__Material to process__.
════

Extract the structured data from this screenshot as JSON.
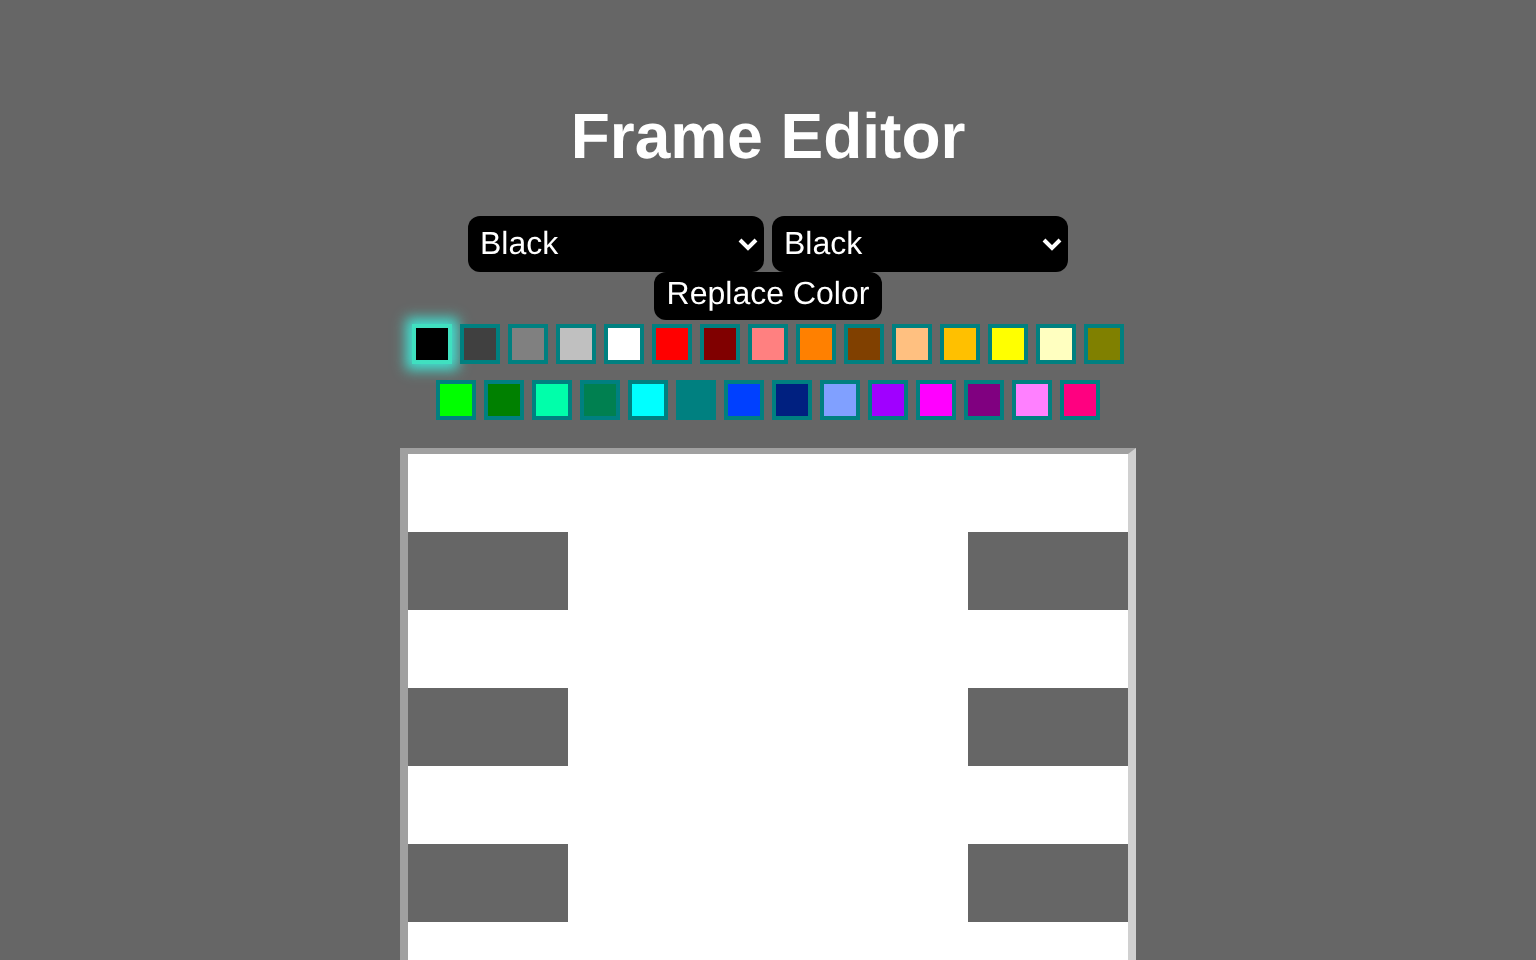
{
  "title": "Frame Editor",
  "from_select": {
    "value": "Black"
  },
  "to_select": {
    "value": "Black"
  },
  "replace_button": "Replace Color",
  "palette_rows": [
    [
      {
        "color": "#000000",
        "selected": true
      },
      {
        "color": "#404040",
        "selected": false
      },
      {
        "color": "#808080",
        "selected": false
      },
      {
        "color": "#c0c0c0",
        "selected": false
      },
      {
        "color": "#ffffff",
        "selected": false
      },
      {
        "color": "#ff0000",
        "selected": false
      },
      {
        "color": "#800000",
        "selected": false
      },
      {
        "color": "#ff8080",
        "selected": false
      },
      {
        "color": "#ff8000",
        "selected": false
      },
      {
        "color": "#804000",
        "selected": false
      },
      {
        "color": "#ffc080",
        "selected": false
      },
      {
        "color": "#ffc000",
        "selected": false
      },
      {
        "color": "#ffff00",
        "selected": false
      },
      {
        "color": "#ffffc0",
        "selected": false
      },
      {
        "color": "#808000",
        "selected": false
      }
    ],
    [
      {
        "color": "#00ff00",
        "selected": false
      },
      {
        "color": "#008000",
        "selected": false
      },
      {
        "color": "#00ffaa",
        "selected": false
      },
      {
        "color": "#008050",
        "selected": false
      },
      {
        "color": "#00ffff",
        "selected": false
      },
      {
        "color": "#008080",
        "selected": false
      },
      {
        "color": "#0040ff",
        "selected": false
      },
      {
        "color": "#002080",
        "selected": false
      },
      {
        "color": "#80a0ff",
        "selected": false
      },
      {
        "color": "#a000ff",
        "selected": false
      },
      {
        "color": "#ff00ff",
        "selected": false
      },
      {
        "color": "#800080",
        "selected": false
      },
      {
        "color": "#ff80ff",
        "selected": false
      },
      {
        "color": "#ff0080",
        "selected": false
      }
    ]
  ]
}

════

__Exercise aim__. Every record must be copied exactly, with images dropped from the result.

__Answer below__.
Extract the structured data from this screenshot as JSON.
{
  "title": "Frame Editor",
  "from_select": {
    "value": "Black"
  },
  "to_select": {
    "value": "Black"
  },
  "replace_button": "Replace Color",
  "palette_rows": [
    [
      {
        "color": "#000000",
        "selected": true
      },
      {
        "color": "#404040",
        "selected": false
      },
      {
        "color": "#808080",
        "selected": false
      },
      {
        "color": "#c0c0c0",
        "selected": false
      },
      {
        "color": "#ffffff",
        "selected": false
      },
      {
        "color": "#ff0000",
        "selected": false
      },
      {
        "color": "#800000",
        "selected": false
      },
      {
        "color": "#ff8080",
        "selected": false
      },
      {
        "color": "#ff8000",
        "selected": false
      },
      {
        "color": "#804000",
        "selected": false
      },
      {
        "color": "#ffc080",
        "selected": false
      },
      {
        "color": "#ffc000",
        "selected": false
      },
      {
        "color": "#ffff00",
        "selected": false
      },
      {
        "color": "#ffffc0",
        "selected": false
      },
      {
        "color": "#808000",
        "selected": false
      }
    ],
    [
      {
        "color": "#00ff00",
        "selected": false
      },
      {
        "color": "#008000",
        "selected": false
      },
      {
        "color": "#00ffaa",
        "selected": false
      },
      {
        "color": "#008050",
        "selected": false
      },
      {
        "color": "#00ffff",
        "selected": false
      },
      {
        "color": "#008080",
        "selected": false
      },
      {
        "color": "#0040ff",
        "selected": false
      },
      {
        "color": "#002080",
        "selected": false
      },
      {
        "color": "#80a0ff",
        "selected": false
      },
      {
        "color": "#a000ff",
        "selected": false
      },
      {
        "color": "#ff00ff",
        "selected": false
      },
      {
        "color": "#800080",
        "selected": false
      },
      {
        "color": "#ff80ff",
        "selected": false
      },
      {
        "color": "#ff0080",
        "selected": false
      }
    ]
  ]
}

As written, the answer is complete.